Work instructions -
Note each line where "this" appears, and copy it.

Data excerpts -
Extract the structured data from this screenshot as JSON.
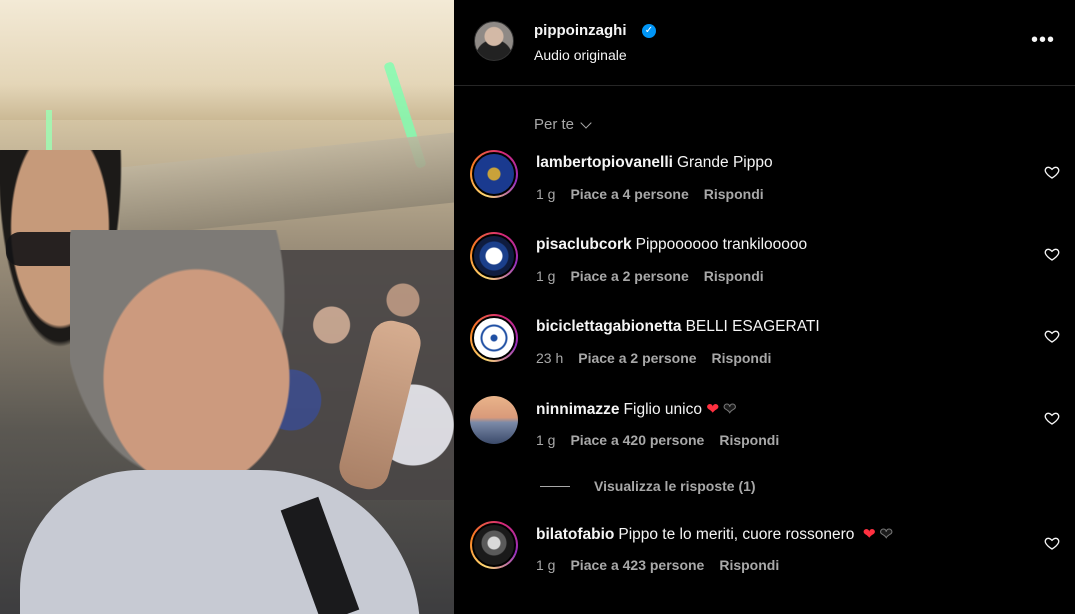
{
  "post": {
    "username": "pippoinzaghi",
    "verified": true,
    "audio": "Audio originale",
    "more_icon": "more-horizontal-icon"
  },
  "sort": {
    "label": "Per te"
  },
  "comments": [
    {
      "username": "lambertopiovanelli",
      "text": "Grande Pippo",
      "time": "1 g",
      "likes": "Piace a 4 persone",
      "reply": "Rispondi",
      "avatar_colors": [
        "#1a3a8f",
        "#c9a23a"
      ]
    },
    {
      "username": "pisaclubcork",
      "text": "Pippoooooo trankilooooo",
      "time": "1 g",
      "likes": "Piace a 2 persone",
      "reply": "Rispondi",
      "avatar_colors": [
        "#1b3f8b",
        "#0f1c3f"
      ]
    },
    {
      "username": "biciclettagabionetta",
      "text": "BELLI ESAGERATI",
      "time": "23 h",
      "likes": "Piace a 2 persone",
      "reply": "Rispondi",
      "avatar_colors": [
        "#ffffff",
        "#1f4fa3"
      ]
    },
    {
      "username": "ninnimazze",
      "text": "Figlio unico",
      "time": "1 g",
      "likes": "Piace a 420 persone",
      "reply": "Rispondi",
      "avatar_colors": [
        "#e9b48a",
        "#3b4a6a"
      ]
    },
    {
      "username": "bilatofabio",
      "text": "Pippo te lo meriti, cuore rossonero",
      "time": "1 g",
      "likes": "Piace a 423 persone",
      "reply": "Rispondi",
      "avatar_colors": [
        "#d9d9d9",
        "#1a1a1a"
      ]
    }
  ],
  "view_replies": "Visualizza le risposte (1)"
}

--

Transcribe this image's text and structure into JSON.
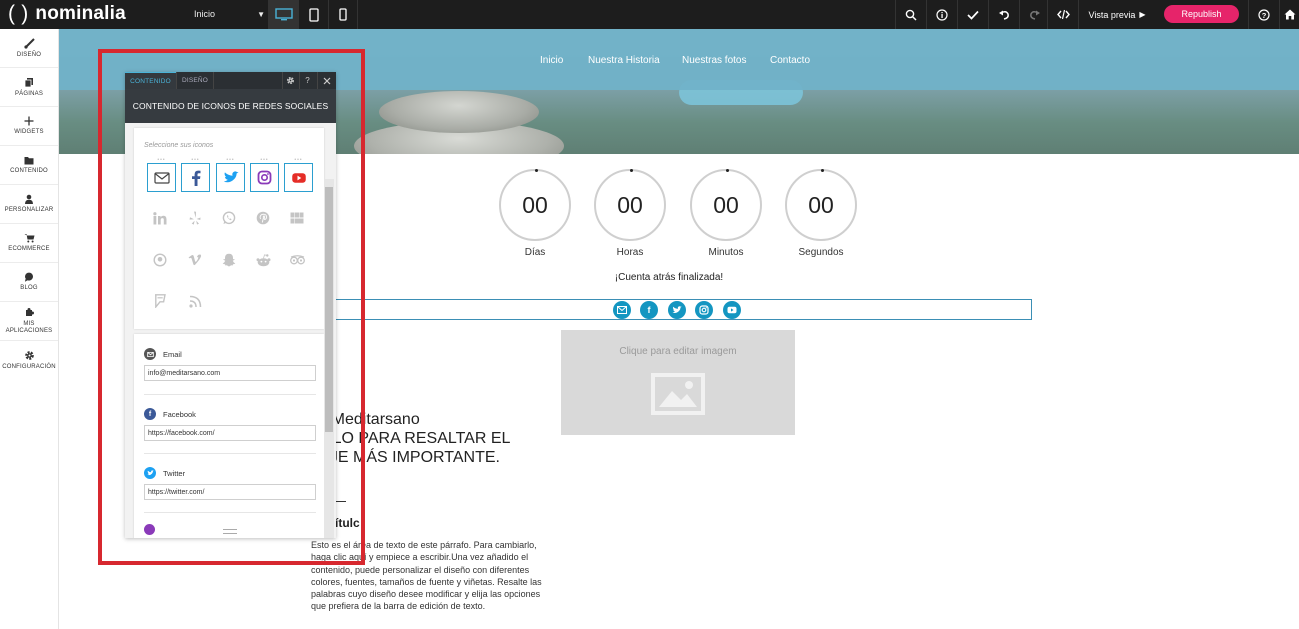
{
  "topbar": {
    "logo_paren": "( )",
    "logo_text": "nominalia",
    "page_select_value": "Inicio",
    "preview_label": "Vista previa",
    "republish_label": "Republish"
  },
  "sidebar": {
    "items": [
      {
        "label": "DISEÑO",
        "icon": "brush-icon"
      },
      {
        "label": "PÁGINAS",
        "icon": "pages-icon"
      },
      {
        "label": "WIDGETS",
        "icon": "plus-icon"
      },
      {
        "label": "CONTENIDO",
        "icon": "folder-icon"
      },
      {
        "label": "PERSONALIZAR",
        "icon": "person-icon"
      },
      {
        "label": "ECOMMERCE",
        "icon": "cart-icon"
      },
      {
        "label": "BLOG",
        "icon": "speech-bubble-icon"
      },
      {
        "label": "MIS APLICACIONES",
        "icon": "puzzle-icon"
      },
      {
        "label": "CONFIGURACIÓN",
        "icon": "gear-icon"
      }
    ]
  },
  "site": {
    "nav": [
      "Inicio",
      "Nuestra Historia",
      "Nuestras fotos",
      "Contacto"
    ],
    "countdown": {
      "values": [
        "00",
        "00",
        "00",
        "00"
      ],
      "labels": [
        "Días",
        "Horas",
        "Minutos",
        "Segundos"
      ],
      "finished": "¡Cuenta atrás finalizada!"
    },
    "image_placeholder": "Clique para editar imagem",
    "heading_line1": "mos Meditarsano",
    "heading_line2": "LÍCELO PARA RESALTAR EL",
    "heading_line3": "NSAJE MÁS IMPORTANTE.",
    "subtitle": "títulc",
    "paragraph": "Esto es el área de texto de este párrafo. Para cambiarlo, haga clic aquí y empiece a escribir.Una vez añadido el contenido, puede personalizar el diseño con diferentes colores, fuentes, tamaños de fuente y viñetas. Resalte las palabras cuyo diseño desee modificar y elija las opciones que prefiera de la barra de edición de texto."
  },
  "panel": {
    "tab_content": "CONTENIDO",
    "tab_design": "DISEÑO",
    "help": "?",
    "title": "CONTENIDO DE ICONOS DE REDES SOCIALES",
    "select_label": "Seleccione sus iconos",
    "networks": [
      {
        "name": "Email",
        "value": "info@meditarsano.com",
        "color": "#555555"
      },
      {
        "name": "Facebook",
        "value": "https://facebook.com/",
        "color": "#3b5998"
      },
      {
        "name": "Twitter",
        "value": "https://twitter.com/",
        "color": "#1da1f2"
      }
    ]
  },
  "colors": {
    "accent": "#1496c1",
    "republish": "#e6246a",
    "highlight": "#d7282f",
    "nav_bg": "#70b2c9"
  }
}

Full output -
Extract the structured data from this screenshot as JSON.
Transcribe this image's text and structure into JSON.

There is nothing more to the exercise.